— Begin —
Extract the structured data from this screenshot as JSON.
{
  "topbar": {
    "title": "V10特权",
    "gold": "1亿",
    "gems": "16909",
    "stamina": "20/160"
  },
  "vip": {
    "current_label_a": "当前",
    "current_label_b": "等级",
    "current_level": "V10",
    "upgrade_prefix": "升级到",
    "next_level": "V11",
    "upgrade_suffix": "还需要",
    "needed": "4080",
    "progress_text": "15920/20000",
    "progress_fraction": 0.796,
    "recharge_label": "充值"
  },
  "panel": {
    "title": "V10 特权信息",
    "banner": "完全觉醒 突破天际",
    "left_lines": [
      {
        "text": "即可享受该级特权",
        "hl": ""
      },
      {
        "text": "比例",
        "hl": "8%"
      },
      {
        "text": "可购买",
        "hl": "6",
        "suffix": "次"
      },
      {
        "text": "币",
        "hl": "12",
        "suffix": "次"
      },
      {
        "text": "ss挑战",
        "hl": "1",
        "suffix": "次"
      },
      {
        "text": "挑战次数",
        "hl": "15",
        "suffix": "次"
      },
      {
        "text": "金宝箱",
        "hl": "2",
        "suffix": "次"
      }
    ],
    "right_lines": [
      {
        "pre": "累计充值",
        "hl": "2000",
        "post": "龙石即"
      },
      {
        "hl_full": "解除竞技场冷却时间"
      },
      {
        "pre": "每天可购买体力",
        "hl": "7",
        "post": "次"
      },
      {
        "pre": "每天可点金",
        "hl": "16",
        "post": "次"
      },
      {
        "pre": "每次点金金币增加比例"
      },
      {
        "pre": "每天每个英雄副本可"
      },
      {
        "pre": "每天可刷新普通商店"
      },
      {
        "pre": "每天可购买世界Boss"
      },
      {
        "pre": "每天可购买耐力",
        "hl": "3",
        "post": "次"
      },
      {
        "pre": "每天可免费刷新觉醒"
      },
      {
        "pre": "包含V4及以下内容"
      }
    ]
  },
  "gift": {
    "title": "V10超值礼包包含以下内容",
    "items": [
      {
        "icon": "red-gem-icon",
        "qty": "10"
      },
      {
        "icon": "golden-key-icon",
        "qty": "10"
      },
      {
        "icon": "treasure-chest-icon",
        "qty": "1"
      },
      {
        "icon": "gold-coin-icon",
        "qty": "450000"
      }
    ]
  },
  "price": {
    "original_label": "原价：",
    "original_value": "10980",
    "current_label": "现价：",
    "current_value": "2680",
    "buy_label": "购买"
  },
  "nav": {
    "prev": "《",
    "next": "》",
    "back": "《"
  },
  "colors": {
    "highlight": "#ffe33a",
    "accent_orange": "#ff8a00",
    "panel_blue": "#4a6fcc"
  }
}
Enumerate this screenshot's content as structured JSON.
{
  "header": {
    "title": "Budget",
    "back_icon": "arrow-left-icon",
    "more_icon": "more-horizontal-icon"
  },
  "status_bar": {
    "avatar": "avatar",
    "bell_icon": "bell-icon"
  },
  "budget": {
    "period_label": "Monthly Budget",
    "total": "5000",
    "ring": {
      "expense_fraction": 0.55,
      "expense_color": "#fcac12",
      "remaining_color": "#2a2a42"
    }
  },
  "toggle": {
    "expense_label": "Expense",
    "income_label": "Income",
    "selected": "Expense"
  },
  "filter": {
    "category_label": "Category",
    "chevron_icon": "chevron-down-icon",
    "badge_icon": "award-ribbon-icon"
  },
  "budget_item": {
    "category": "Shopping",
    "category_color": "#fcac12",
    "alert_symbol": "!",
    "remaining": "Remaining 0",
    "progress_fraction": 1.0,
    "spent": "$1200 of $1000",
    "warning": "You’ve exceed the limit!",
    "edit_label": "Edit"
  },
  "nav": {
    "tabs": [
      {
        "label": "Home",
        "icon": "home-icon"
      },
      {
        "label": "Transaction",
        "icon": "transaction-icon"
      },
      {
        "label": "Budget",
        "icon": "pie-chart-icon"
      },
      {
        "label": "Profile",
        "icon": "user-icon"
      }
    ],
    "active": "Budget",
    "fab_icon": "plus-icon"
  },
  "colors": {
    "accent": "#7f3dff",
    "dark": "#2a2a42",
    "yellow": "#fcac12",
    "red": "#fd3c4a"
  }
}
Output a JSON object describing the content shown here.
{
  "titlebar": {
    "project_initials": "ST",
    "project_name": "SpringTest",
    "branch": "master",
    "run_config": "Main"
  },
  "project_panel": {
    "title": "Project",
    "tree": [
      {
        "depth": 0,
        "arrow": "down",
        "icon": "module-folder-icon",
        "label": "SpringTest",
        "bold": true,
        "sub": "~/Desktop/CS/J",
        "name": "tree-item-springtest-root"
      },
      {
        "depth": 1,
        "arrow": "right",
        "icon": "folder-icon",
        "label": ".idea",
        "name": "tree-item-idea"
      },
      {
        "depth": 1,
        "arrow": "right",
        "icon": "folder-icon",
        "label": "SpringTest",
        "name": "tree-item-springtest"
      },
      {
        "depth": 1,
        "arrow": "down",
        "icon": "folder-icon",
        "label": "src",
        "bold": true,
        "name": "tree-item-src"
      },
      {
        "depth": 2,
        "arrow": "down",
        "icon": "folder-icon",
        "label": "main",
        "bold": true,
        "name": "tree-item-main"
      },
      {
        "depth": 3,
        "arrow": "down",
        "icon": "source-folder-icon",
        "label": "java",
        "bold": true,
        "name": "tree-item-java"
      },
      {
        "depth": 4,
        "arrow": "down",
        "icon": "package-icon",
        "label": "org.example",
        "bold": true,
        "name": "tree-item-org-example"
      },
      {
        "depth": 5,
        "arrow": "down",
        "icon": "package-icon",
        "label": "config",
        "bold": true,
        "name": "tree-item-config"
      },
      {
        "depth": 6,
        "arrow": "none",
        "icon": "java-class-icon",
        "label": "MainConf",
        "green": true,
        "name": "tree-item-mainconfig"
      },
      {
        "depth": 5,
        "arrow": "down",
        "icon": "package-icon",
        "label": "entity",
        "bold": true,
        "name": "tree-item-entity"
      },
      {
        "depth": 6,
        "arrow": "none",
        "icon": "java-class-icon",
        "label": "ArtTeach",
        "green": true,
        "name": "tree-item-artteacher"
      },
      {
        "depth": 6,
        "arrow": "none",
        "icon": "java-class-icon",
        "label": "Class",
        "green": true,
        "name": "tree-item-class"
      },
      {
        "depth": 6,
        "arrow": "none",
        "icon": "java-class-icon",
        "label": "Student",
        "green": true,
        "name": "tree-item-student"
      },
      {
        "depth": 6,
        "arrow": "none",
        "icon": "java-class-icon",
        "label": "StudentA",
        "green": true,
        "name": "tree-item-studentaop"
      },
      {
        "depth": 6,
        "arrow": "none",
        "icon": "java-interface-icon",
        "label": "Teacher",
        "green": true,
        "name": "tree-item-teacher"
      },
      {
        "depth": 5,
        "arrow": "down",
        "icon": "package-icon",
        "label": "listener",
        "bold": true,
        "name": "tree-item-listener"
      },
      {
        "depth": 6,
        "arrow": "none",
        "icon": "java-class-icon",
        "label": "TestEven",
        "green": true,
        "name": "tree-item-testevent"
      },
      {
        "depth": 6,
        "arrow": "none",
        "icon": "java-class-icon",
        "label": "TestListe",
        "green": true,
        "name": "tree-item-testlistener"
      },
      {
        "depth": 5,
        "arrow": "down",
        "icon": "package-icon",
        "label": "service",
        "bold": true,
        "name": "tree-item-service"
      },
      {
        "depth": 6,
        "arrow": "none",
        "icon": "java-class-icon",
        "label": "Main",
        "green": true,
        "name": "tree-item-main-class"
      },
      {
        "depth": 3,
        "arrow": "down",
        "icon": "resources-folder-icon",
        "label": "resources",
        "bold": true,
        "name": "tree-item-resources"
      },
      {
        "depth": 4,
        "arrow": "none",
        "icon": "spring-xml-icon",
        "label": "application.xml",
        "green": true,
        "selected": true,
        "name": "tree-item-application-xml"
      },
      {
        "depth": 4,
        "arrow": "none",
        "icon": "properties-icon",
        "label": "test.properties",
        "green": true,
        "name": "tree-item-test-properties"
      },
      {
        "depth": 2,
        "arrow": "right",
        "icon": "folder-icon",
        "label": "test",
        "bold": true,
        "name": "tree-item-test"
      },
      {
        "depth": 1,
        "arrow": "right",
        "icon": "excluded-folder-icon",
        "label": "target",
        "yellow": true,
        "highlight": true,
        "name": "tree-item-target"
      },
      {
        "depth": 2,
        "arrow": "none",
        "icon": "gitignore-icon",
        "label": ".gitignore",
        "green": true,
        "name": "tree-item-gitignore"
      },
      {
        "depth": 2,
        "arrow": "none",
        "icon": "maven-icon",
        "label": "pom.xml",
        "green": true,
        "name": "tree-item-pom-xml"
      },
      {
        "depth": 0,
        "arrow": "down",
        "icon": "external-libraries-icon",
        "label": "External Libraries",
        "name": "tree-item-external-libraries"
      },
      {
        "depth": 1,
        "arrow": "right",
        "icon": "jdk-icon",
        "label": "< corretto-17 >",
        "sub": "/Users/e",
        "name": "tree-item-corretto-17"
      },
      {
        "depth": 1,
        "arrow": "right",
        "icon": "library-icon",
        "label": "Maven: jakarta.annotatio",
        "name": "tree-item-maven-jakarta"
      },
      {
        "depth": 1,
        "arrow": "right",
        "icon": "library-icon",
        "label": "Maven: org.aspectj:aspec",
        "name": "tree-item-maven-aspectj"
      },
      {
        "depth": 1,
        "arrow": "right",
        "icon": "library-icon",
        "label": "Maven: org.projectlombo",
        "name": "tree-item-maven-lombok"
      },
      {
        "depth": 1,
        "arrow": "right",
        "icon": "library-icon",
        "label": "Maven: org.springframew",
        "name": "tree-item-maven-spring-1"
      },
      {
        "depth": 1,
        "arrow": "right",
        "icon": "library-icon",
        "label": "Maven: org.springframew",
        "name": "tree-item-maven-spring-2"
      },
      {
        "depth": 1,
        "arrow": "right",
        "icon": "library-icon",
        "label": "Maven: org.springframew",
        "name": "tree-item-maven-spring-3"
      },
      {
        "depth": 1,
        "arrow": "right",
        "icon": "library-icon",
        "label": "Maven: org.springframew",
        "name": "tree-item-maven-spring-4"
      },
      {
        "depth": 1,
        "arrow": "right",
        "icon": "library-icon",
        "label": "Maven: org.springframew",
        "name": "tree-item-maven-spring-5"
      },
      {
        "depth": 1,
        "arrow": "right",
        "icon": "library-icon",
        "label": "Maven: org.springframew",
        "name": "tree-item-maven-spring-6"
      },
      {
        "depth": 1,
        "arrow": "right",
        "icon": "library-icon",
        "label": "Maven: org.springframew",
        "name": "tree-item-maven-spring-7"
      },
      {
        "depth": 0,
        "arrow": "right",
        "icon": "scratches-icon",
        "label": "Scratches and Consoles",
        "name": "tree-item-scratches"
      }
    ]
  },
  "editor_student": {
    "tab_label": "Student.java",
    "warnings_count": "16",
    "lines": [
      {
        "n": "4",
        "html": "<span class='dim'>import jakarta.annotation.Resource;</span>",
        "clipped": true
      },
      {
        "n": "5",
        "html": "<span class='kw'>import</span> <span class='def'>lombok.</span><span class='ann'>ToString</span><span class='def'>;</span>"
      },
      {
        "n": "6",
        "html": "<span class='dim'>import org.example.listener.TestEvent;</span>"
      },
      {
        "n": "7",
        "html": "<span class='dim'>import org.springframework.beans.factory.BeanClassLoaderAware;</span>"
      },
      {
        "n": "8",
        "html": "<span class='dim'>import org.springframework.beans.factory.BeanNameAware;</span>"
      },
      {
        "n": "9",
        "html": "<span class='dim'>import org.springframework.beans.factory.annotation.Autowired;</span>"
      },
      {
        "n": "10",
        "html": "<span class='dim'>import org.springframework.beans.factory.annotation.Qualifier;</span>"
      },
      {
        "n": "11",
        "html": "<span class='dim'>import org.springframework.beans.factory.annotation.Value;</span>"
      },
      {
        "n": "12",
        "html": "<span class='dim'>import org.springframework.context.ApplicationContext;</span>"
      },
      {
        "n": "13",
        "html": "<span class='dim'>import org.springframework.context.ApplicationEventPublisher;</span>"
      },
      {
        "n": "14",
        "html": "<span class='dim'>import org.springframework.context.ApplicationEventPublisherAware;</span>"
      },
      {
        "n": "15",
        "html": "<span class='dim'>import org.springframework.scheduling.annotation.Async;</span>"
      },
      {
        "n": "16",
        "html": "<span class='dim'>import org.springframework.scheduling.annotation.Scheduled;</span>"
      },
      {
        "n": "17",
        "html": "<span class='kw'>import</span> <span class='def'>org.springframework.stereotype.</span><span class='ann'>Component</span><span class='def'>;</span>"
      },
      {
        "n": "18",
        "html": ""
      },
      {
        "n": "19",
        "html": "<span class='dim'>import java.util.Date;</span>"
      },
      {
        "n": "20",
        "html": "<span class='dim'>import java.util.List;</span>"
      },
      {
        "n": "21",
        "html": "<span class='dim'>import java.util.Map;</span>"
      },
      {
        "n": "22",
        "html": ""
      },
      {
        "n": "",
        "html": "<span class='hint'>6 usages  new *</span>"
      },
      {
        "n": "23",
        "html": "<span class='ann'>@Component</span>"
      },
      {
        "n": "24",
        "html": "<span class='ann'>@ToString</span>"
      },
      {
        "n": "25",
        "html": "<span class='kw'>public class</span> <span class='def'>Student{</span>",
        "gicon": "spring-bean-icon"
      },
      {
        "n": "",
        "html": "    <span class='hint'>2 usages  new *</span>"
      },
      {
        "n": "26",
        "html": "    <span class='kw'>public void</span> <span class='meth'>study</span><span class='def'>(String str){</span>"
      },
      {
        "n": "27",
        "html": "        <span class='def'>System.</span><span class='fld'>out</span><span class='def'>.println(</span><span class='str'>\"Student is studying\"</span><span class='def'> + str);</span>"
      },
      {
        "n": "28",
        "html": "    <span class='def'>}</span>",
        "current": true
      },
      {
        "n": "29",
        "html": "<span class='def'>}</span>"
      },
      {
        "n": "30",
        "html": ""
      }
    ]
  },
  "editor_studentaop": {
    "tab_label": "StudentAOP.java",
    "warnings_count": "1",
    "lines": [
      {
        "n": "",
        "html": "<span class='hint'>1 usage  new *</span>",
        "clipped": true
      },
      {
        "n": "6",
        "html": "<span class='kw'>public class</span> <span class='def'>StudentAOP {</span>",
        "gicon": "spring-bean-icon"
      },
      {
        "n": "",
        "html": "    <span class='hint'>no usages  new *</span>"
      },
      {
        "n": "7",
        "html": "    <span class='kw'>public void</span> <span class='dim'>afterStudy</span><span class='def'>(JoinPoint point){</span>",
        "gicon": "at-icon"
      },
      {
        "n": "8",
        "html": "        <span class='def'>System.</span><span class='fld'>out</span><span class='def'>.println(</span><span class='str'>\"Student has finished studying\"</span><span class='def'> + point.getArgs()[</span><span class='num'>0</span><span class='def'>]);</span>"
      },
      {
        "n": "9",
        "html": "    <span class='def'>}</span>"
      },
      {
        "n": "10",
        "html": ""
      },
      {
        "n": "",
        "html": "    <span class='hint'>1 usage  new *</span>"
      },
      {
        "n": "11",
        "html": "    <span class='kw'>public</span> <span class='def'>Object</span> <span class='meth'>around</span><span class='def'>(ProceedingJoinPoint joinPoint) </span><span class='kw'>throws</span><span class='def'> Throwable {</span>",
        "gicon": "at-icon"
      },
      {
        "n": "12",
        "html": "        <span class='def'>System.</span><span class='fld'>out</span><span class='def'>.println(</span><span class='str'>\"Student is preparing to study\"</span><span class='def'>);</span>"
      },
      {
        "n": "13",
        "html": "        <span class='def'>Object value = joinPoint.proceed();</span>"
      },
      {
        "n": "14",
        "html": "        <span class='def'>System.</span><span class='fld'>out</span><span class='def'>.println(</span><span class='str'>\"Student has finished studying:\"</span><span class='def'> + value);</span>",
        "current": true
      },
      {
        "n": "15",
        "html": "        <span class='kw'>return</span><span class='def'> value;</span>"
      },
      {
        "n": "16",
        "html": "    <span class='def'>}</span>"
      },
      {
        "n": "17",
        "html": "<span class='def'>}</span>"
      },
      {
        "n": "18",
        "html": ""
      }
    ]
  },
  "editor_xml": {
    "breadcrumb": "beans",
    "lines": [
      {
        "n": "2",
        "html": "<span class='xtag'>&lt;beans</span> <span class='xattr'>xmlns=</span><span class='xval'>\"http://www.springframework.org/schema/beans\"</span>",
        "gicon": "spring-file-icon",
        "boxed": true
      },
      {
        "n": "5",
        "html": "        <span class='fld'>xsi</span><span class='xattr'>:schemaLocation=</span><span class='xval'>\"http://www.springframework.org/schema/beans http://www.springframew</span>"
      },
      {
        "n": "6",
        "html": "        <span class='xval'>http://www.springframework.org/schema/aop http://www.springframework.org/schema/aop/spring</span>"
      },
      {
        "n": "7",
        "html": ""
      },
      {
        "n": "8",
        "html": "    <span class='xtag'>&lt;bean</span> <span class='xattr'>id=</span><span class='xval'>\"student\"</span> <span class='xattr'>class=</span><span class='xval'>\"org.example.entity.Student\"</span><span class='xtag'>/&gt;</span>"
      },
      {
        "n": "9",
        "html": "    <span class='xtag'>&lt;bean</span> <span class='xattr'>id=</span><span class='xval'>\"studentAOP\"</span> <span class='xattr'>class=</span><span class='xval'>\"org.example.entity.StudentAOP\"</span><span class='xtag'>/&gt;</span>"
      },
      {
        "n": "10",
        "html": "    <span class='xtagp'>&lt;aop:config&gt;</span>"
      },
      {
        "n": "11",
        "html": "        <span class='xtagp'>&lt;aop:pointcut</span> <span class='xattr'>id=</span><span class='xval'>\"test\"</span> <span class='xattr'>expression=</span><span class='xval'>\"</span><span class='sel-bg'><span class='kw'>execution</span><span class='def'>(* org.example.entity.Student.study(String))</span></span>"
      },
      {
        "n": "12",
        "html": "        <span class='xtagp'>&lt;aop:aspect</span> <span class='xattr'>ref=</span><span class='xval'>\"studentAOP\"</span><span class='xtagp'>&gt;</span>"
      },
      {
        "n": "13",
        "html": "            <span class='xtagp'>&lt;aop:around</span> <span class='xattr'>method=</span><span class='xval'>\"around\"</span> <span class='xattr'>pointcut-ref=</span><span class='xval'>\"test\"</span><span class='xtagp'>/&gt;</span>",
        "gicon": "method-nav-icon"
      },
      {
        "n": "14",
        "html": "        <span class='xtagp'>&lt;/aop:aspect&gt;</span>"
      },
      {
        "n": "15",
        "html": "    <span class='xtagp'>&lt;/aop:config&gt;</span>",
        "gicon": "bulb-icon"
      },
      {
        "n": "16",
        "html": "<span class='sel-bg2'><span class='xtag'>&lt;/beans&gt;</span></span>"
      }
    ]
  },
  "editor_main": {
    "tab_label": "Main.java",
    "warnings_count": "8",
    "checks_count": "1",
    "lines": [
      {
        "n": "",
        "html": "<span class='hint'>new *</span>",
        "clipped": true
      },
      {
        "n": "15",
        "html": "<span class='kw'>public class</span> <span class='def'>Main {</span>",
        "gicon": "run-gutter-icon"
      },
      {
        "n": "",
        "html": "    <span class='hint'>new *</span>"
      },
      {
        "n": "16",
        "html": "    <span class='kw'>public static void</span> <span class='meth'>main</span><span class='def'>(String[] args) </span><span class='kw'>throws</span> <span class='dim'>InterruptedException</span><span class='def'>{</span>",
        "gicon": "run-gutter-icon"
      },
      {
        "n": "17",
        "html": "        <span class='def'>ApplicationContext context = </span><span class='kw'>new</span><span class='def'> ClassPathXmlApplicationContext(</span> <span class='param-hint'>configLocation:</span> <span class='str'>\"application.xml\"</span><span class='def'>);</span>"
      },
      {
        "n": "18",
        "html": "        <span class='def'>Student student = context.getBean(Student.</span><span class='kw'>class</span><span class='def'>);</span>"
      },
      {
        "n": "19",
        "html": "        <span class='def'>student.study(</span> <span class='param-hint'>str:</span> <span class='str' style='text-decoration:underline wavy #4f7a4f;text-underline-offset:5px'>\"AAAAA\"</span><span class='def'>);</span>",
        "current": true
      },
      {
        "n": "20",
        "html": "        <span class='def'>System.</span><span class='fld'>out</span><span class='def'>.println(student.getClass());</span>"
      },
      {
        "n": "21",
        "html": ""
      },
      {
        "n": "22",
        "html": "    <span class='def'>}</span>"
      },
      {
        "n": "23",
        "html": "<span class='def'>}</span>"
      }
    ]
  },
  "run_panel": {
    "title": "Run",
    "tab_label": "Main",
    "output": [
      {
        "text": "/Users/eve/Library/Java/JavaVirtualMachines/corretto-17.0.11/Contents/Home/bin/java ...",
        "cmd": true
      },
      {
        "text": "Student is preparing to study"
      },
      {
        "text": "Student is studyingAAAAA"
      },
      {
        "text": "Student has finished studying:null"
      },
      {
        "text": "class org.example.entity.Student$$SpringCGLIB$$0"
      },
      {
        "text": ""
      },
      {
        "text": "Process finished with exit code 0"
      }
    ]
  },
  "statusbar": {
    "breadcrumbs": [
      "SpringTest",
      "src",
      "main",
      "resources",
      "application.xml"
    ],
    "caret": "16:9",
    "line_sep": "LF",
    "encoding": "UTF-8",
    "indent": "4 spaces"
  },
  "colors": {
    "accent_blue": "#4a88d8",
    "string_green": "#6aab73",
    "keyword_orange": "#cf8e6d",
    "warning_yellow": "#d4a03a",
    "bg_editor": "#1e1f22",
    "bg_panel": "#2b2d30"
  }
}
— End —
● **TASK GOAL**
Which lines contain "void"? Show each of them.

● **EXERCISE RESULT**
        "html": "    <span class='kw'>public void</span> <span class='meth'>study</span><span class='def'>(String str){</span>"
        "html": "    <span class='kw'>public void</span> <span class='dim'>afterStudy</span><span class='def'>(JoinPoint point){</span>",
        "html": "    <span class='kw'>public static void</span> <span class='meth'>main</span><span class='def'>(String[] args) </span><span class='kw'>throws</span> <span class='dim'>InterruptedException</span><span class='def'>{</span>",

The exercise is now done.